===== Records supplied =====

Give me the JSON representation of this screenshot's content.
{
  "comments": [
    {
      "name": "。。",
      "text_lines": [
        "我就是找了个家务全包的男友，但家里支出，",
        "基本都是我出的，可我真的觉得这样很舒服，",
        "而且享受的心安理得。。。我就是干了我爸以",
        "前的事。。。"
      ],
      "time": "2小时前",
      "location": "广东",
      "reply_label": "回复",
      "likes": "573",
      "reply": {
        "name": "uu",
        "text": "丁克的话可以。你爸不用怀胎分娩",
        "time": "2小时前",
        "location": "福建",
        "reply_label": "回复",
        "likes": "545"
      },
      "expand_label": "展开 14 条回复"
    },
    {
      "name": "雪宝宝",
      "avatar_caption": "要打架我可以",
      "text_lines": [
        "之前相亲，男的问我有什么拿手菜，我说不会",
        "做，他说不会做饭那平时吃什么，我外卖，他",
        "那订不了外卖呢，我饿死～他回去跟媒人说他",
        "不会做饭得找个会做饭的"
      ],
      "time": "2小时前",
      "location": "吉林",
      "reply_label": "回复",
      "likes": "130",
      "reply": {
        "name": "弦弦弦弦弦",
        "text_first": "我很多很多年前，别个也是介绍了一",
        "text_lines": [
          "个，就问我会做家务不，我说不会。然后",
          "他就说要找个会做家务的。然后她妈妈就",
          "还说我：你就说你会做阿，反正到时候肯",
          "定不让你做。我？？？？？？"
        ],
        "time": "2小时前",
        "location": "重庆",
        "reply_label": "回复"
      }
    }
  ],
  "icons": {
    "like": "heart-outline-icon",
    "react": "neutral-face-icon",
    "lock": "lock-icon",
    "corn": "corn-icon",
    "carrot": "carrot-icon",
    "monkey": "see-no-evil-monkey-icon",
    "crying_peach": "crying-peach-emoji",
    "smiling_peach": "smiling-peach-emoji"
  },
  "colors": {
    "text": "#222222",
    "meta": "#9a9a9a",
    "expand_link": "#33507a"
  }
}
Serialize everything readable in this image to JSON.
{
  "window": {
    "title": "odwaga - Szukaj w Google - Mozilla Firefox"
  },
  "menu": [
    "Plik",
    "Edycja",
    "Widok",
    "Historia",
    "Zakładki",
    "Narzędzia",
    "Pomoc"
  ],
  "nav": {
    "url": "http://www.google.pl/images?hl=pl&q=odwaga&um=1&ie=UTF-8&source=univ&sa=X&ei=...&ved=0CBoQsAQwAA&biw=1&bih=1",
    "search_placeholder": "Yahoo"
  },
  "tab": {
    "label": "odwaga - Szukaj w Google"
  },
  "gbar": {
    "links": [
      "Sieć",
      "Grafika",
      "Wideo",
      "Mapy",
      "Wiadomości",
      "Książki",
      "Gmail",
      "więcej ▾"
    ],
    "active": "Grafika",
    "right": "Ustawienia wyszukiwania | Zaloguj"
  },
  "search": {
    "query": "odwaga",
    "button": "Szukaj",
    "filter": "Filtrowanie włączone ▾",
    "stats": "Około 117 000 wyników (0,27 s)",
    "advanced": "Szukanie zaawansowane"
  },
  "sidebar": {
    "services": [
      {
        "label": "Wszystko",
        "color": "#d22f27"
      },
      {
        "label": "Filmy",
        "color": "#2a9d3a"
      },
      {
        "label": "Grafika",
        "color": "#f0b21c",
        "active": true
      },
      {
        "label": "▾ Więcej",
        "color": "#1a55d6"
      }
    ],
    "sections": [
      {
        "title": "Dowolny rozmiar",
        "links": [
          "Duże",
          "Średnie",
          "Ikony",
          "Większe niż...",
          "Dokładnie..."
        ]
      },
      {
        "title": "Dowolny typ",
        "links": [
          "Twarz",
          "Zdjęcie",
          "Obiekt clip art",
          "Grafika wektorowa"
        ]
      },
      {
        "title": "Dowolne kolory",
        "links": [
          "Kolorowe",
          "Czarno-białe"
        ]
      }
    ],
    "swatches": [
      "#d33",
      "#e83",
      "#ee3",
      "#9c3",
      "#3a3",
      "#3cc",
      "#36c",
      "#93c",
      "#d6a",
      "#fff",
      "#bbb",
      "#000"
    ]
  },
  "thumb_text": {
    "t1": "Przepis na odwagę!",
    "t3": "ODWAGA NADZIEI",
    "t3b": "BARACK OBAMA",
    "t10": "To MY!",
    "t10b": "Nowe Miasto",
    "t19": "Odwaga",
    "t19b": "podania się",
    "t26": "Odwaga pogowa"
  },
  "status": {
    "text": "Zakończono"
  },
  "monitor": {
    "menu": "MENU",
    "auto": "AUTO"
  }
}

=====

| Task details |
Repeat every record, keeping each word and mark exactly as it is.

| Response to the exercise |
Give me the JSON representation of this screenshot's content.
{
  "comments": [
    {
      "name": "。。",
      "text_lines": [
        "我就是找了个家务全包的男友，但家里支出，",
        "基本都是我出的，可我真的觉得这样很舒服，",
        "而且享受的心安理得。。。我就是干了我爸以",
        "前的事。。。"
      ],
      "time": "2小时前",
      "location": "广东",
      "reply_label": "回复",
      "likes": "573",
      "reply": {
        "name": "uu",
        "text": "丁克的话可以。你爸不用怀胎分娩",
        "time": "2小时前",
        "location": "福建",
        "reply_label": "回复",
        "likes": "545"
      },
      "expand_label": "展开 14 条回复"
    },
    {
      "name": "雪宝宝",
      "avatar_caption": "要打架我可以",
      "text_lines": [
        "之前相亲，男的问我有什么拿手菜，我说不会",
        "做，他说不会做饭那平时吃什么，我外卖，他",
        "那订不了外卖呢，我饿死～他回去跟媒人说他",
        "不会做饭得找个会做饭的"
      ],
      "time": "2小时前",
      "location": "吉林",
      "reply_label": "回复",
      "likes": "130",
      "reply": {
        "name": "弦弦弦弦弦",
        "text_first": "我很多很多年前，别个也是介绍了一",
        "text_lines": [
          "个，就问我会做家务不，我说不会。然后",
          "他就说要找个会做家务的。然后她妈妈就",
          "还说我：你就说你会做阿，反正到时候肯",
          "定不让你做。我？？？？？？"
        ],
        "time": "2小时前",
        "location": "重庆",
        "reply_label": "回复"
      }
    }
  ],
  "icons": {
    "like": "heart-outline-icon",
    "react": "neutral-face-icon",
    "lock": "lock-icon",
    "corn": "corn-icon",
    "carrot": "carrot-icon",
    "monkey": "see-no-evil-monkey-icon",
    "crying_peach": "crying-peach-emoji",
    "smiling_peach": "smiling-peach-emoji"
  },
  "colors": {
    "text": "#222222",
    "meta": "#9a9a9a",
    "expand_link": "#33507a"
  }
}
Serialize everything readable in this image to JSON.
{
  "window": {
    "title": "odwaga - Szukaj w Google - Mozilla Firefox"
  },
  "menu": [
    "Plik",
    "Edycja",
    "Widok",
    "Historia",
    "Zakładki",
    "Narzędzia",
    "Pomoc"
  ],
  "nav": {
    "url": "http://www.google.pl/images?hl=pl&q=odwaga&um=1&ie=UTF-8&source=univ&sa=X&ei=...&ved=0CBoQsAQwAA&biw=1&bih=1",
    "search_placeholder": "Yahoo"
  },
  "tab": {
    "label": "odwaga - Szukaj w Google"
  },
  "gbar": {
    "links": [
      "Sieć",
      "Grafika",
      "Wideo",
      "Mapy",
      "Wiadomości",
      "Książki",
      "Gmail",
      "więcej ▾"
    ],
    "active": "Grafika",
    "right": "Ustawienia wyszukiwania | Zaloguj"
  },
  "search": {
    "query": "odwaga",
    "button": "Szukaj",
    "filter": "Filtrowanie włączone ▾",
    "stats": "Około 117 000 wyników (0,27 s)",
    "advanced": "Szukanie zaawansowane"
  },
  "sidebar": {
    "services": [
      {
        "label": "Wszystko",
        "color": "#d22f27"
      },
      {
        "label": "Filmy",
        "color": "#2a9d3a"
      },
      {
        "label": "Grafika",
        "color": "#f0b21c",
        "active": true
      },
      {
        "label": "▾ Więcej",
        "color": "#1a55d6"
      }
    ],
    "sections": [
      {
        "title": "Dowolny rozmiar",
        "links": [
          "Duże",
          "Średnie",
          "Ikony",
          "Większe niż...",
          "Dokładnie..."
        ]
      },
      {
        "title": "Dowolny typ",
        "links": [
          "Twarz",
          "Zdjęcie",
          "Obiekt clip art",
          "Grafika wektorowa"
        ]
      },
      {
        "title": "Dowolne kolory",
        "links": [
          "Kolorowe",
          "Czarno-białe"
        ]
      }
    ],
    "swatches": [
      "#d33",
      "#e83",
      "#ee3",
      "#9c3",
      "#3a3",
      "#3cc",
      "#36c",
      "#93c",
      "#d6a",
      "#fff",
      "#bbb",
      "#000"
    ]
  },
  "thumb_text": {
    "t1": "Przepis na odwagę!",
    "t3": "ODWAGA NADZIEI",
    "t3b": "BARACK OBAMA",
    "t10": "To MY!",
    "t10b": "Nowe Miasto",
    "t19": "Odwaga",
    "t19b": "podania się",
    "t26": "Odwaga pogowa"
  },
  "status": {
    "text": "Zakończono"
  },
  "monitor": {
    "menu": "MENU",
    "auto": "AUTO"
  }
}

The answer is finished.